**Do this**. Here are some entries; quote each one exactly.

**Supplied information**.
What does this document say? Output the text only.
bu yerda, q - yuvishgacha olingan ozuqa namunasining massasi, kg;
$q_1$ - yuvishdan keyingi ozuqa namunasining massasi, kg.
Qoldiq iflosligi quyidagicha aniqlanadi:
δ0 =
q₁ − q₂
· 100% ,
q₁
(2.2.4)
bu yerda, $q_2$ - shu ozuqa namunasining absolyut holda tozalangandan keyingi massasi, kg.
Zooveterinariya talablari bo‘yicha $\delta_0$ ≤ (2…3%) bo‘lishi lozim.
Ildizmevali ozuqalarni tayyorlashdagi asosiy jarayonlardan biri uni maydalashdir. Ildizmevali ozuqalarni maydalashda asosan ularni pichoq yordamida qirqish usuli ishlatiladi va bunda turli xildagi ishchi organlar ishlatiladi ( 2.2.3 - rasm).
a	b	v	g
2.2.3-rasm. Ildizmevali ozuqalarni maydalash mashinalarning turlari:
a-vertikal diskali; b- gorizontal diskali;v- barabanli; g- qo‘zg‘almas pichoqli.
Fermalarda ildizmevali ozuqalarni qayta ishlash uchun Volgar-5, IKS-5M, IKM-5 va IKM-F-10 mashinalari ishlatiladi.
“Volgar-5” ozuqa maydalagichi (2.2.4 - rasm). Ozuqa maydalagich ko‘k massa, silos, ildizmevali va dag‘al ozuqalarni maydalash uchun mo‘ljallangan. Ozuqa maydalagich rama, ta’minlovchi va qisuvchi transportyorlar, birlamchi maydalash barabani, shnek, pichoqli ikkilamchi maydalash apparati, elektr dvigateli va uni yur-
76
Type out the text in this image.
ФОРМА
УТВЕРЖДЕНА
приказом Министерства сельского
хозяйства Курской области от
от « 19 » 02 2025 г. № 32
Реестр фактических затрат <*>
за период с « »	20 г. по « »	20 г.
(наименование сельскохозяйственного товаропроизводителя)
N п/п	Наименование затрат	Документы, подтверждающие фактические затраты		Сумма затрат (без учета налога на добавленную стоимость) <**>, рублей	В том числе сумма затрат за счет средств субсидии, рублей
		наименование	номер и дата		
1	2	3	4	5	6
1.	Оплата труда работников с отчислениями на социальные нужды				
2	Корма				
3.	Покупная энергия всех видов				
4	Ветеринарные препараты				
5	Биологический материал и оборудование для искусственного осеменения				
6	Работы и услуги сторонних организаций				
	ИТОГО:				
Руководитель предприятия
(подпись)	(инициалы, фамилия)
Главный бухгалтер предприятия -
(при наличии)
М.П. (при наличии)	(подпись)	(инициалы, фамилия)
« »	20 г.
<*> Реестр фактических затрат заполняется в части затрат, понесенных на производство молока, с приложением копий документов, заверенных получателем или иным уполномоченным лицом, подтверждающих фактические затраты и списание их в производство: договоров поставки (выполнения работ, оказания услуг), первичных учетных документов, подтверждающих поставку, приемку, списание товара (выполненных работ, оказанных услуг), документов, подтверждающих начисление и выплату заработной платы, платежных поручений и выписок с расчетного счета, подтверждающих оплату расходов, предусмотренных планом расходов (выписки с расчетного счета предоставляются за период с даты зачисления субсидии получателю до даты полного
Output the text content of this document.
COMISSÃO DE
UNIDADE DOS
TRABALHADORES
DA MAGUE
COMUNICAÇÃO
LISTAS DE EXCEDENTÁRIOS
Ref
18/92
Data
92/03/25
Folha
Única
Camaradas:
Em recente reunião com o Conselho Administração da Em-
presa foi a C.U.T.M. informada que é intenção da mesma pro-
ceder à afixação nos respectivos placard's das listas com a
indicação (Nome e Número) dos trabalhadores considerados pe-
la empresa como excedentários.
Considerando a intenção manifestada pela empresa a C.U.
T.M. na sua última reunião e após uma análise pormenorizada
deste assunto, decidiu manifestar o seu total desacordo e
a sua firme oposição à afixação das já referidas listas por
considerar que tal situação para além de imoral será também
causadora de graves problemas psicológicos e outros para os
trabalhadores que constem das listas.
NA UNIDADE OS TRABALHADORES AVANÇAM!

**Result of the exercise**.
What does this document say? Output the text only.
bu yerda, q - yuvishgacha olingan ozuqa namunasining massasi, kg;
$q_1$ - yuvishdan keyingi ozuqa namunasining massasi, kg.
Qoldiq iflosligi quyidagicha aniqlanadi:
δ0 =
q₁ − q₂
· 100% ,
q₁
(2.2.4)
bu yerda, $q_2$ - shu ozuqa namunasining absolyut holda tozalangandan keyingi massasi, kg.
Zooveterinariya talablari bo‘yicha $\delta_0$ ≤ (2…3%) bo‘lishi lozim.
Ildizmevali ozuqalarni tayyorlashdagi asosiy jarayonlardan biri uni maydalashdir. Ildizmevali ozuqalarni maydalashda asosan ularni pichoq yordamida qirqish usuli ishlatiladi va bunda turli xildagi ishchi organlar ishlatiladi ( 2.2.3 - rasm).
a	b	v	g
2.2.3-rasm. Ildizmevali ozuqalarni maydalash mashinalarning turlari:
a-vertikal diskali; b- gorizontal diskali;v- barabanli; g- qo‘zg‘almas pichoqli.
Fermalarda ildizmevali ozuqalarni qayta ishlash uchun Volgar-5, IKS-5M, IKM-5 va IKM-F-10 mashinalari ishlatiladi.
“Volgar-5” ozuqa maydalagichi (2.2.4 - rasm). Ozuqa maydalagich ko‘k massa, silos, ildizmevali va dag‘al ozuqalarni maydalash uchun mo‘ljallangan. Ozuqa maydalagich rama, ta’minlovchi va qisuvchi transportyorlar, birlamchi maydalash barabani, shnek, pichoqli ikkilamchi maydalash apparati, elektr dvigateli va uni yur-
76
Type out the text in this image.
ФОРМА
УТВЕРЖДЕНА
приказом Министерства сельского
хозяйства Курской области от
от « 19 » 02 2025 г. № 32
Реестр фактических затрат <*>
за период с « »	20 г. по « »	20 г.
(наименование сельскохозяйственного товаропроизводителя)
N п/п	Наименование затрат	Документы, подтверждающие фактические затраты		Сумма затрат (без учета налога на добавленную стоимость) <**>, рублей	В том числе сумма затрат за счет средств субсидии, рублей
		наименование	номер и дата		
1	2	3	4	5	6
1.	Оплата труда работников с отчислениями на социальные нужды				
2	Корма				
3.	Покупная энергия всех видов				
4	Ветеринарные препараты				
5	Биологический материал и оборудование для искусственного осеменения				
6	Работы и услуги сторонних организаций				
	ИТОГО:				
Руководитель предприятия
(подпись)	(инициалы, фамилия)
Главный бухгалтер предприятия -
(при наличии)
М.П. (при наличии)	(подпись)	(инициалы, фамилия)
« »	20 г.
<*> Реестр фактических затрат заполняется в части затрат, понесенных на производство молока, с приложением копий документов, заверенных получателем или иным уполномоченным лицом, подтверждающих фактические затраты и списание их в производство: договоров поставки (выполнения работ, оказания услуг), первичных учетных документов, подтверждающих поставку, приемку, списание товара (выполненных работ, оказанных услуг), документов, подтверждающих начисление и выплату заработной платы, платежных поручений и выписок с расчетного счета, подтверждающих оплату расходов, предусмотренных планом расходов (выписки с расчетного счета предоставляются за период с даты зачисления субсидии получателю до даты полного
Output the text content of this document.
COMISSÃO DE
UNIDADE DOS
TRABALHADORES
DA MAGUE
COMUNICAÇÃO
LISTAS DE EXCEDENTÁRIOS
Ref
18/92
Data
92/03/25
Folha
Única
Camaradas:
Em recente reunião com o Conselho Administração da Em-
presa foi a C.U.T.M. informada que é intenção da mesma pro-
ceder à afixação nos respectivos placard's das listas com a
indicação (Nome e Número) dos trabalhadores considerados pe-
la empresa como excedentários.
Considerando a intenção manifestada pela empresa a C.U.
T.M. na sua última reunião e após uma análise pormenorizada
deste assunto, decidiu manifestar o seu total desacordo e
a sua firme oposição à afixação das já referidas listas por
considerar que tal situação para além de imoral será também
causadora de graves problemas psicológicos e outros para os
trabalhadores que constem das listas.
NA UNIDADE OS TRABALHADORES AVANÇAM!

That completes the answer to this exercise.